GIVEN EXERCISE: Leave out the images and repeat the listing below without a single change.
####
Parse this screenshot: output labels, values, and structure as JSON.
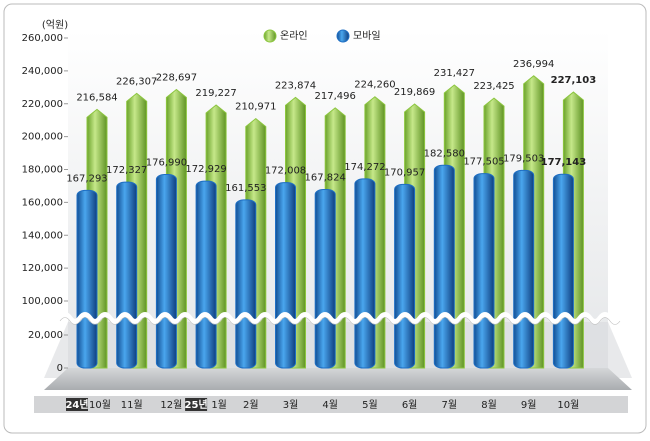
{
  "chart_data": {
    "type": "bar",
    "unit_label": "(억원)",
    "categories": [
      "10월",
      "11월",
      "12월",
      "1월",
      "2월",
      "3월",
      "4월",
      "5월",
      "6월",
      "7월",
      "8월",
      "9월",
      "10월"
    ],
    "year_markers": [
      {
        "category": 0,
        "label": "24년"
      },
      {
        "category": 3,
        "label": "25년"
      }
    ],
    "series": [
      {
        "name": "온라인",
        "color": "#8cc63f",
        "values": [
          216584,
          226307,
          228697,
          219227,
          210971,
          223874,
          217496,
          224260,
          219869,
          231427,
          223425,
          236994,
          227103
        ],
        "value_labels": [
          "216,584",
          "226,307",
          "228,697",
          "219,227",
          "210,971",
          "223,874",
          "217,496",
          "224,260",
          "219,869",
          "231,427",
          "223,425",
          "236,994",
          "227,103"
        ]
      },
      {
        "name": "모바일",
        "color": "#1f6fc4",
        "values": [
          167293,
          172327,
          176990,
          172929,
          161553,
          172008,
          167824,
          174272,
          170957,
          182580,
          177505,
          179503,
          177143
        ],
        "value_labels": [
          "167,293",
          "172,327",
          "176,990",
          "172,929",
          "161,553",
          "172,008",
          "167,824",
          "174,272",
          "170,957",
          "182,580",
          "177,505",
          "179,503",
          "177,143"
        ]
      }
    ],
    "ylim": [
      0,
      260000
    ],
    "axis_break": [
      20000,
      100000
    ],
    "yticks": [
      0,
      {
        "value": 20000,
        "label": "20,000"
      },
      {
        "value": 100000,
        "label": "100,000"
      },
      {
        "value": 120000,
        "label": "120,000"
      },
      {
        "value": 140000,
        "label": "140,000"
      },
      {
        "value": 160000,
        "label": "160,000"
      },
      {
        "value": 180000,
        "label": "180,000"
      },
      {
        "value": 200000,
        "label": "200,000"
      },
      {
        "value": 220000,
        "label": "220,000"
      },
      {
        "value": 240000,
        "label": "240,000"
      },
      {
        "value": 260000,
        "label": "260,000"
      }
    ],
    "emphasis_category": 12
  }
}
####
THE ANSWER:
Parse this screenshot: output labels, values, and structure as JSON.
{
  "chart_data": {
    "type": "bar",
    "unit_label": "(억원)",
    "categories": [
      "10월",
      "11월",
      "12월",
      "1월",
      "2월",
      "3월",
      "4월",
      "5월",
      "6월",
      "7월",
      "8월",
      "9월",
      "10월"
    ],
    "year_markers": [
      {
        "category": 0,
        "label": "24년"
      },
      {
        "category": 3,
        "label": "25년"
      }
    ],
    "series": [
      {
        "name": "온라인",
        "color": "#8cc63f",
        "values": [
          216584,
          226307,
          228697,
          219227,
          210971,
          223874,
          217496,
          224260,
          219869,
          231427,
          223425,
          236994,
          227103
        ],
        "value_labels": [
          "216,584",
          "226,307",
          "228,697",
          "219,227",
          "210,971",
          "223,874",
          "217,496",
          "224,260",
          "219,869",
          "231,427",
          "223,425",
          "236,994",
          "227,103"
        ]
      },
      {
        "name": "모바일",
        "color": "#1f6fc4",
        "values": [
          167293,
          172327,
          176990,
          172929,
          161553,
          172008,
          167824,
          174272,
          170957,
          182580,
          177505,
          179503,
          177143
        ],
        "value_labels": [
          "167,293",
          "172,327",
          "176,990",
          "172,929",
          "161,553",
          "172,008",
          "167,824",
          "174,272",
          "170,957",
          "182,580",
          "177,505",
          "179,503",
          "177,143"
        ]
      }
    ],
    "ylim": [
      0,
      260000
    ],
    "axis_break": [
      20000,
      100000
    ],
    "yticks": [
      0,
      {
        "value": 20000,
        "label": "20,000"
      },
      {
        "value": 100000,
        "label": "100,000"
      },
      {
        "value": 120000,
        "label": "120,000"
      },
      {
        "value": 140000,
        "label": "140,000"
      },
      {
        "value": 160000,
        "label": "160,000"
      },
      {
        "value": 180000,
        "label": "180,000"
      },
      {
        "value": 200000,
        "label": "200,000"
      },
      {
        "value": 220000,
        "label": "220,000"
      },
      {
        "value": 240000,
        "label": "240,000"
      },
      {
        "value": 260000,
        "label": "260,000"
      }
    ],
    "emphasis_category": 12
  }
}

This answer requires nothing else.